*Recorded data:*

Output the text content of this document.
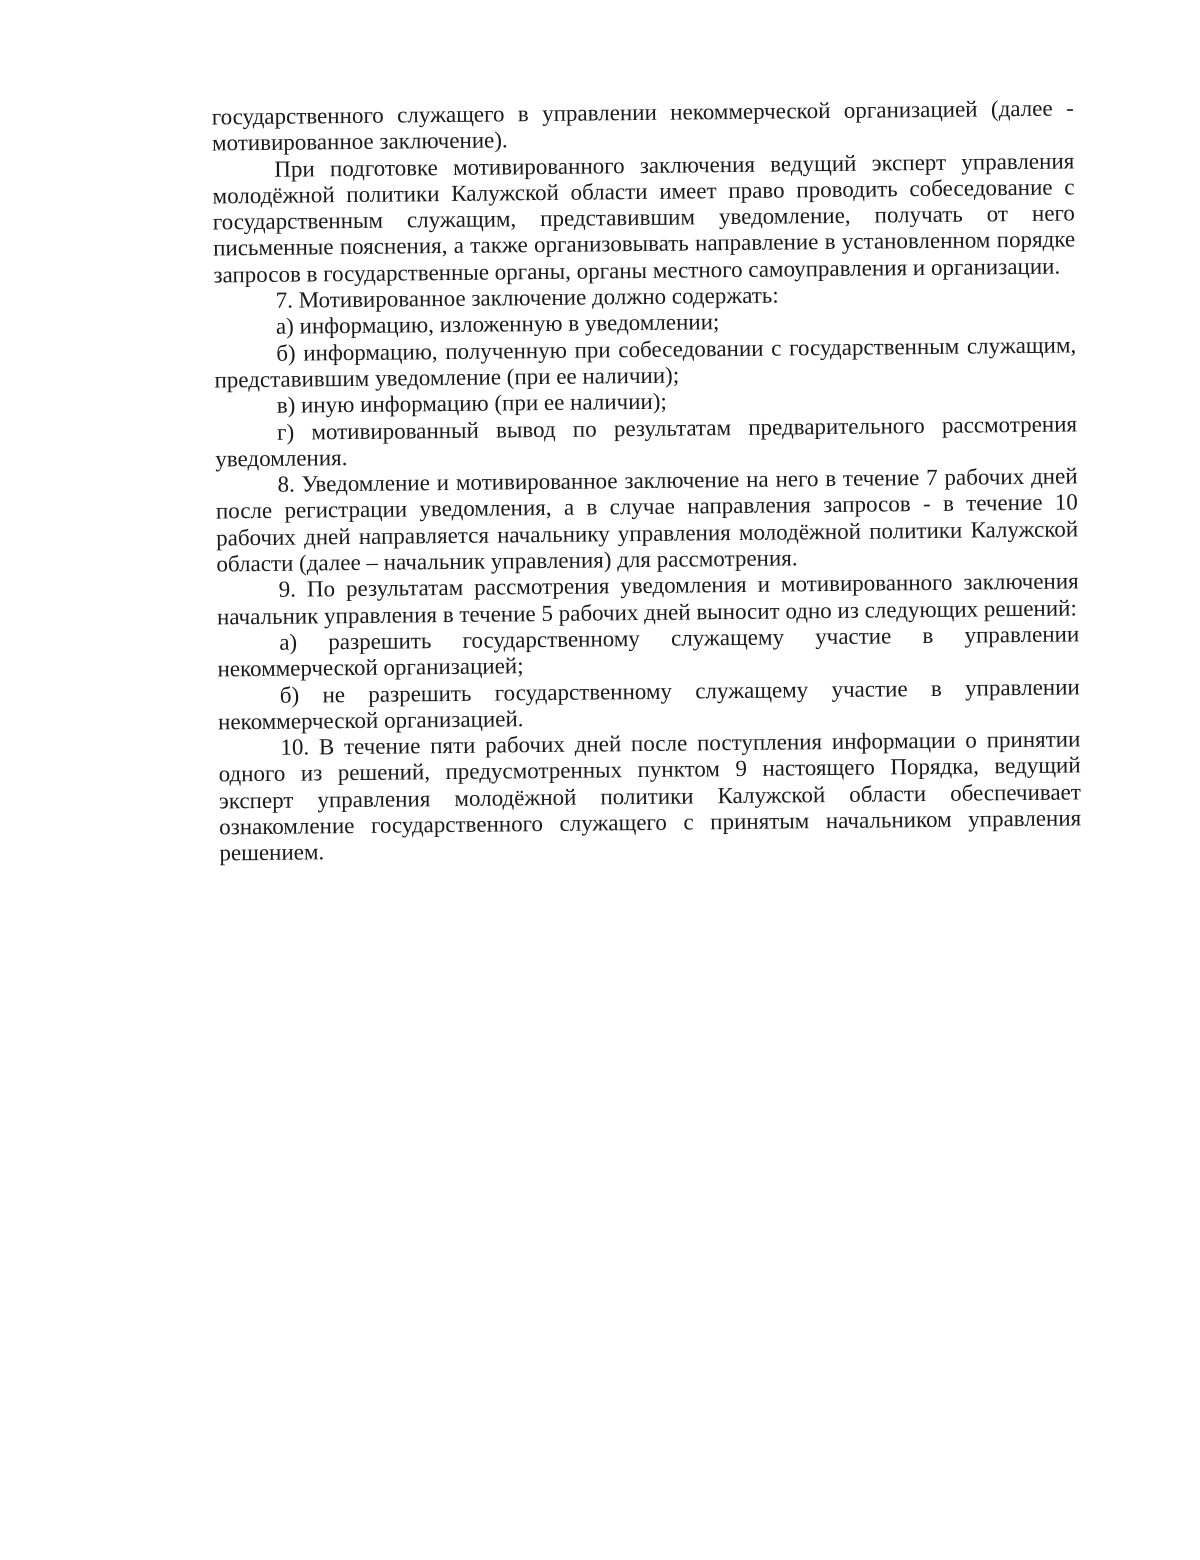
государственного служащего в управлении некоммерческой организацией (далее - мотивированное заключение).

При подготовке мотивированного заключения ведущий эксперт управления молодёжной политики Калужской области имеет право проводить собеседование с государственным служащим, представившим уведомление, получать от него письменные пояснения, а также организовывать направление в установленном порядке запросов в государственные органы, органы местного самоуправления и организации.

7. Мотивированное заключение должно содержать:

а) информацию, изложенную в уведомлении;

б) информацию, полученную при собеседовании с государственным служащим, представившим уведомление (при ее наличии);

в) иную информацию (при ее наличии);

г) мотивированный вывод по результатам предварительного рассмотрения уведомления.

8. Уведомление и мотивированное заключение на него в течение 7 рабочих дней после регистрации уведомления, а в случае направления запросов - в течение 10 рабочих дней направляется начальнику управления молодёжной политики Калужской области (далее – начальник управления) для рассмотрения.

9. По результатам рассмотрения уведомления и мотивированного заключения начальник управления в течение 5 рабочих дней выносит одно из следующих решений:

а) разрешить государственному служащему участие в управлении некоммерческой организацией;

б) не разрешить государственному служащему участие в управлении некоммерческой организацией.

10. В течение пяти рабочих дней после поступления информации о принятии одного из решений, предусмотренных пунктом 9 настоящего Порядка, ведущий эксперт управления молодёжной политики Калужской области обеспечивает ознакомление государственного служащего с принятым начальником управления решением.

*Do this:* From the entries above, extract each line containing "ведущий".

*Answer for this exercise:*
При подготовке мотивированного заключения ведущий эксперт управления молодёжной политики Калужской области имеет право проводить собеседование с государственным служащим, представившим уведомление, получать от него письменные пояснения, а также организовывать направление в установленном порядке запросов в государственные органы, органы местного самоуправления и организации.
10. В течение пяти рабочих дней после поступления информации о принятии одного из решений, предусмотренных пунктом 9 настоящего Порядка, ведущий эксперт управления молодёжной политики Калужской области обеспечивает ознакомление государственного служащего с принятым начальником управления решением.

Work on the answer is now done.